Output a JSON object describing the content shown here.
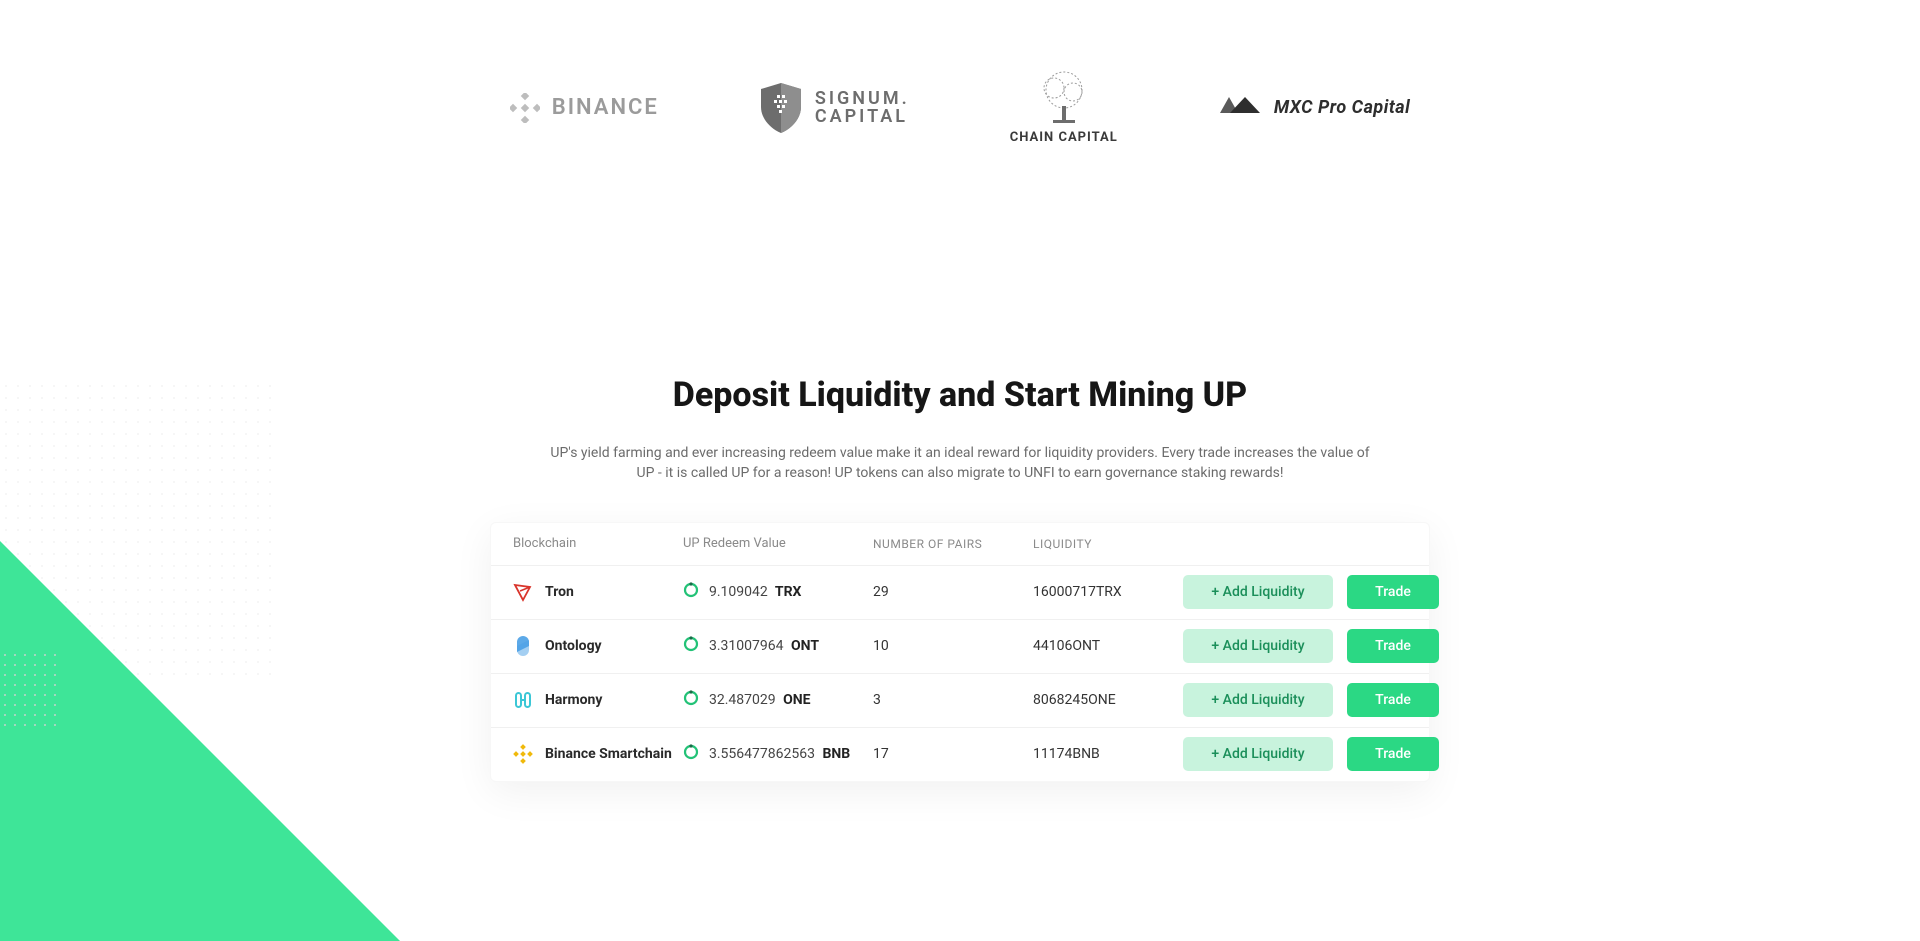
{
  "partners": [
    {
      "name": "BINANCE",
      "kind": "binance"
    },
    {
      "name_top": "SIGNUM.",
      "name_bottom": "CAPITAL",
      "kind": "signum"
    },
    {
      "name": "CHAIN CAPITAL",
      "kind": "chain"
    },
    {
      "name": "MXC Pro Capital",
      "kind": "mxc"
    }
  ],
  "section": {
    "title": "Deposit Liquidity and Start Mining UP",
    "description": "UP's yield farming and ever increasing redeem value make it an ideal reward for liquidity providers. Every trade increases the value of UP - it is called UP for a reason! UP tokens can also migrate to UNFI to earn governance staking rewards!"
  },
  "table": {
    "headers": {
      "blockchain": "Blockchain",
      "redeem": "UP Redeem Value",
      "pairs": "NUMBER OF PAIRS",
      "liquidity": "LIQUIDITY"
    },
    "buttons": {
      "add": "+ Add Liquidity",
      "trade": "Trade"
    },
    "rows": [
      {
        "chain": "Tron",
        "icon_color": "#d9352c",
        "icon_kind": "tron",
        "redeem_value": "9.109042",
        "redeem_symbol": "TRX",
        "pairs": "29",
        "liquidity": "16000717TRX"
      },
      {
        "chain": "Ontology",
        "icon_color": "#4aa0e6",
        "icon_kind": "ontology",
        "redeem_value": "3.31007964",
        "redeem_symbol": "ONT",
        "pairs": "10",
        "liquidity": "44106ONT"
      },
      {
        "chain": "Harmony",
        "icon_color": "#3cc7d6",
        "icon_kind": "harmony",
        "redeem_value": "32.487029",
        "redeem_symbol": "ONE",
        "pairs": "3",
        "liquidity": "8068245ONE"
      },
      {
        "chain": "Binance Smartchain",
        "icon_color": "#f0b90b",
        "icon_kind": "binance",
        "redeem_value": "3.556477862563",
        "redeem_symbol": "BNB",
        "pairs": "17",
        "liquidity": "11174BNB"
      }
    ]
  },
  "colors": {
    "accent": "#2bd884",
    "accent_light": "#c8f3dd",
    "text_muted": "#8a8a8a"
  }
}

**Task:** Each entry must be retyped word for word, with every image omitted.

**Result for this exercise:**
Output a JSON object describing the content shown here.
{
  "partners": [
    {
      "name": "BINANCE",
      "kind": "binance"
    },
    {
      "name_top": "SIGNUM.",
      "name_bottom": "CAPITAL",
      "kind": "signum"
    },
    {
      "name": "CHAIN CAPITAL",
      "kind": "chain"
    },
    {
      "name": "MXC Pro Capital",
      "kind": "mxc"
    }
  ],
  "section": {
    "title": "Deposit Liquidity and Start Mining UP",
    "description": "UP's yield farming and ever increasing redeem value make it an ideal reward for liquidity providers. Every trade increases the value of UP - it is called UP for a reason! UP tokens can also migrate to UNFI to earn governance staking rewards!"
  },
  "table": {
    "headers": {
      "blockchain": "Blockchain",
      "redeem": "UP Redeem Value",
      "pairs": "NUMBER OF PAIRS",
      "liquidity": "LIQUIDITY"
    },
    "buttons": {
      "add": "+ Add Liquidity",
      "trade": "Trade"
    },
    "rows": [
      {
        "chain": "Tron",
        "icon_color": "#d9352c",
        "icon_kind": "tron",
        "redeem_value": "9.109042",
        "redeem_symbol": "TRX",
        "pairs": "29",
        "liquidity": "16000717TRX"
      },
      {
        "chain": "Ontology",
        "icon_color": "#4aa0e6",
        "icon_kind": "ontology",
        "redeem_value": "3.31007964",
        "redeem_symbol": "ONT",
        "pairs": "10",
        "liquidity": "44106ONT"
      },
      {
        "chain": "Harmony",
        "icon_color": "#3cc7d6",
        "icon_kind": "harmony",
        "redeem_value": "32.487029",
        "redeem_symbol": "ONE",
        "pairs": "3",
        "liquidity": "8068245ONE"
      },
      {
        "chain": "Binance Smartchain",
        "icon_color": "#f0b90b",
        "icon_kind": "binance",
        "redeem_value": "3.556477862563",
        "redeem_symbol": "BNB",
        "pairs": "17",
        "liquidity": "11174BNB"
      }
    ]
  },
  "colors": {
    "accent": "#2bd884",
    "accent_light": "#c8f3dd",
    "text_muted": "#8a8a8a"
  }
}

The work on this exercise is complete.